-- Required task --
Can you pull out each line of the data below that includes the word "QUESTION"?
── Data in this exercise ──
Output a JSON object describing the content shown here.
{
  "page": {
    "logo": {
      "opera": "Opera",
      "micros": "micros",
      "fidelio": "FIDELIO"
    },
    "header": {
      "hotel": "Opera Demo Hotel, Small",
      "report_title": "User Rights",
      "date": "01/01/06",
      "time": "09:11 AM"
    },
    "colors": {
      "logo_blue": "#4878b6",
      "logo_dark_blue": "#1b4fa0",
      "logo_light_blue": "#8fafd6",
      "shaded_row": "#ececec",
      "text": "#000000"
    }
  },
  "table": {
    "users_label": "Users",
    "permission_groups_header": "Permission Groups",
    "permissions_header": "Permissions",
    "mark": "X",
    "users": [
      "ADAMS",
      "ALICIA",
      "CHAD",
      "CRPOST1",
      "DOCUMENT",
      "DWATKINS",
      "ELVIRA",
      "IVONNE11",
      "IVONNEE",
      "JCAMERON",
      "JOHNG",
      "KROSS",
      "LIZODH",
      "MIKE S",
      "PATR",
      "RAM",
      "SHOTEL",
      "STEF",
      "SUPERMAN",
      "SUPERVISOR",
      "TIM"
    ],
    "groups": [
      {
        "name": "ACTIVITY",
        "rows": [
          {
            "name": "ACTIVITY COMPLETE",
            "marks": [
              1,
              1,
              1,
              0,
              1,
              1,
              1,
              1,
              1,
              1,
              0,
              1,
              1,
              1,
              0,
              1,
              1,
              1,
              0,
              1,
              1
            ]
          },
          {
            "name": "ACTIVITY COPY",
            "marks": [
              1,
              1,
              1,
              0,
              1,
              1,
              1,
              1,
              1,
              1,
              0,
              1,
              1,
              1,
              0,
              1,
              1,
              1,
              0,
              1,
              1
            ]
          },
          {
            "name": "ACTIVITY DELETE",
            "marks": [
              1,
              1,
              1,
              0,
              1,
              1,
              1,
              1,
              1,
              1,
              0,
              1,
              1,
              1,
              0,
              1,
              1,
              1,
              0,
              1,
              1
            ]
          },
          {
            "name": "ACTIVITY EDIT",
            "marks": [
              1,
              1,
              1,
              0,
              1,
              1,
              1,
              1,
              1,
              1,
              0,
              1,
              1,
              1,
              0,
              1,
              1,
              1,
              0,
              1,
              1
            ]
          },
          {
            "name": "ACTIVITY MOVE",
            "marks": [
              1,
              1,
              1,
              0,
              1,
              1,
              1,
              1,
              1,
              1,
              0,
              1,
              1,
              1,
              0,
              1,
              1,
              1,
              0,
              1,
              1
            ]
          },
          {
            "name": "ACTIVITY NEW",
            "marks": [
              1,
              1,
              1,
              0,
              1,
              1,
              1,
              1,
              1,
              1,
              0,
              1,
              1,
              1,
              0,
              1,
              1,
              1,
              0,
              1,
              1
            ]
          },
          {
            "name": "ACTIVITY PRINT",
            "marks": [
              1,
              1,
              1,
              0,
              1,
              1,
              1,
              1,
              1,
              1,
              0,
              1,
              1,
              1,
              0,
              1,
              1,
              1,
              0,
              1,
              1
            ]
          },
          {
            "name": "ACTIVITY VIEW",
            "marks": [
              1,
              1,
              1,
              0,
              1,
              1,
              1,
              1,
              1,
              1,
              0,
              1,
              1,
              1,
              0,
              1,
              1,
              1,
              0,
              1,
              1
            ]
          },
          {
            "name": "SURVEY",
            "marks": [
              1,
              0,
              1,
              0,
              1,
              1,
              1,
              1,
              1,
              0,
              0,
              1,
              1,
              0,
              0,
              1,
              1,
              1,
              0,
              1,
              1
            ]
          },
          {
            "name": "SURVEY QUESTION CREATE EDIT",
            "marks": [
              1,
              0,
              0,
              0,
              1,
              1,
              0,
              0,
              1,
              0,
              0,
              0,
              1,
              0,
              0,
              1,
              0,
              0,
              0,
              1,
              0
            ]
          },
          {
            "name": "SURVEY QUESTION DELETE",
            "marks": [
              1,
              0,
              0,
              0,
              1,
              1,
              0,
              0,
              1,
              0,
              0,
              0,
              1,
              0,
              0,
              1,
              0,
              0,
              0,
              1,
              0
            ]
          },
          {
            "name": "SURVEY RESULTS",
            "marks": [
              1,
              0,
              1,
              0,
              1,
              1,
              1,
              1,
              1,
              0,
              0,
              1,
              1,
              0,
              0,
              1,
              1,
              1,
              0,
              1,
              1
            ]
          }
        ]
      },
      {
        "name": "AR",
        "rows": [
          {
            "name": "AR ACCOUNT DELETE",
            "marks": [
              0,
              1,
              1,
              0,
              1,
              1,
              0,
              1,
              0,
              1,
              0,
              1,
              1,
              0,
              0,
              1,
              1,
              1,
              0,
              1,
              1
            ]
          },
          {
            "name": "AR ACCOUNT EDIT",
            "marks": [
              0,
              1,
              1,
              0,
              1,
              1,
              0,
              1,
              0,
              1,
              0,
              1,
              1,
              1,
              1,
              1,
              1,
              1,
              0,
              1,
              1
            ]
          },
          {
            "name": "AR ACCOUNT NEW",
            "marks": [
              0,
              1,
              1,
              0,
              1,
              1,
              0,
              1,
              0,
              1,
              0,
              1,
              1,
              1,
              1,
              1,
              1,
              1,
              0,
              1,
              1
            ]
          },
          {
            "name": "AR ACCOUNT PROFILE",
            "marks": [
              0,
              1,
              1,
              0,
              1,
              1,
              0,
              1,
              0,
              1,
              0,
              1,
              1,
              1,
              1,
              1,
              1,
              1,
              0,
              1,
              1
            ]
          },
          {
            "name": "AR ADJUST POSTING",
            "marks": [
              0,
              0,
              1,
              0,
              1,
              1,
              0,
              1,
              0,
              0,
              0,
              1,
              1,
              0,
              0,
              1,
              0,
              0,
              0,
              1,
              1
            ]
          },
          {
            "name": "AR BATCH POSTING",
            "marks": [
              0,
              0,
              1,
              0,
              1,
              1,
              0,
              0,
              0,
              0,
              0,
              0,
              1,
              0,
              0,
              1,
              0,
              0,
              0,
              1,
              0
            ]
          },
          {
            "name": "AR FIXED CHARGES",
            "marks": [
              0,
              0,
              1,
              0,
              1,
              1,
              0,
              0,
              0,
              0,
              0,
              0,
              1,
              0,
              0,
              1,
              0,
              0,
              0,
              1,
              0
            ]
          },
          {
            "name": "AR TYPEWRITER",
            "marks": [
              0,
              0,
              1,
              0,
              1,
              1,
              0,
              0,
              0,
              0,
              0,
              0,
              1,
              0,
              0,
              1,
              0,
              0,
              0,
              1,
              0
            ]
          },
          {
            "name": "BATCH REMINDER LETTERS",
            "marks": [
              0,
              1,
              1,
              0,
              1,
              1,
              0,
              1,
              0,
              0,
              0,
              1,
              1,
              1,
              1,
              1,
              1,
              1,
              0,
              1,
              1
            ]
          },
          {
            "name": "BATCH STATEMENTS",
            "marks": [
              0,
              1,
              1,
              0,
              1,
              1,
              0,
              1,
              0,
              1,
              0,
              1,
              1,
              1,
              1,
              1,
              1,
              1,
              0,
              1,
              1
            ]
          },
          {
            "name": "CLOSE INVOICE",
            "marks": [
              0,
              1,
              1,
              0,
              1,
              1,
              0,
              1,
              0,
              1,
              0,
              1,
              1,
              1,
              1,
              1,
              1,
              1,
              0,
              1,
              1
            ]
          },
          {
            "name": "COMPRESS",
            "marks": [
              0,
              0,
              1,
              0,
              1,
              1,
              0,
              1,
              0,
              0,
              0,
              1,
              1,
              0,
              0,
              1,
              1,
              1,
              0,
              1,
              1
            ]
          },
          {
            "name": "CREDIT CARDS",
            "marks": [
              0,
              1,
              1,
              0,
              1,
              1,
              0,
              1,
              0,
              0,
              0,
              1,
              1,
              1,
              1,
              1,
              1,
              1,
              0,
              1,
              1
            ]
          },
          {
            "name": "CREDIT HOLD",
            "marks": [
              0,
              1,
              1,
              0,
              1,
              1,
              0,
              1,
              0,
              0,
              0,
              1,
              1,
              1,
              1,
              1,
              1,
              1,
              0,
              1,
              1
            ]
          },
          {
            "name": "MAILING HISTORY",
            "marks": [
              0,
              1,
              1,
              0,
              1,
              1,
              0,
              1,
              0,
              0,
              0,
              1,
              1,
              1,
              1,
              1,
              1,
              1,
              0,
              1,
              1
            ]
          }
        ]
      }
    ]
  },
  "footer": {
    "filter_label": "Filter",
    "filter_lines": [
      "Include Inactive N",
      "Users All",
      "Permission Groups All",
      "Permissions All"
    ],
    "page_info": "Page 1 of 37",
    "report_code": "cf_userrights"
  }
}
───
-- Exercise output --
            "name": "SURVEY QUESTION CREATE EDIT",
            "name": "SURVEY QUESTION DELETE",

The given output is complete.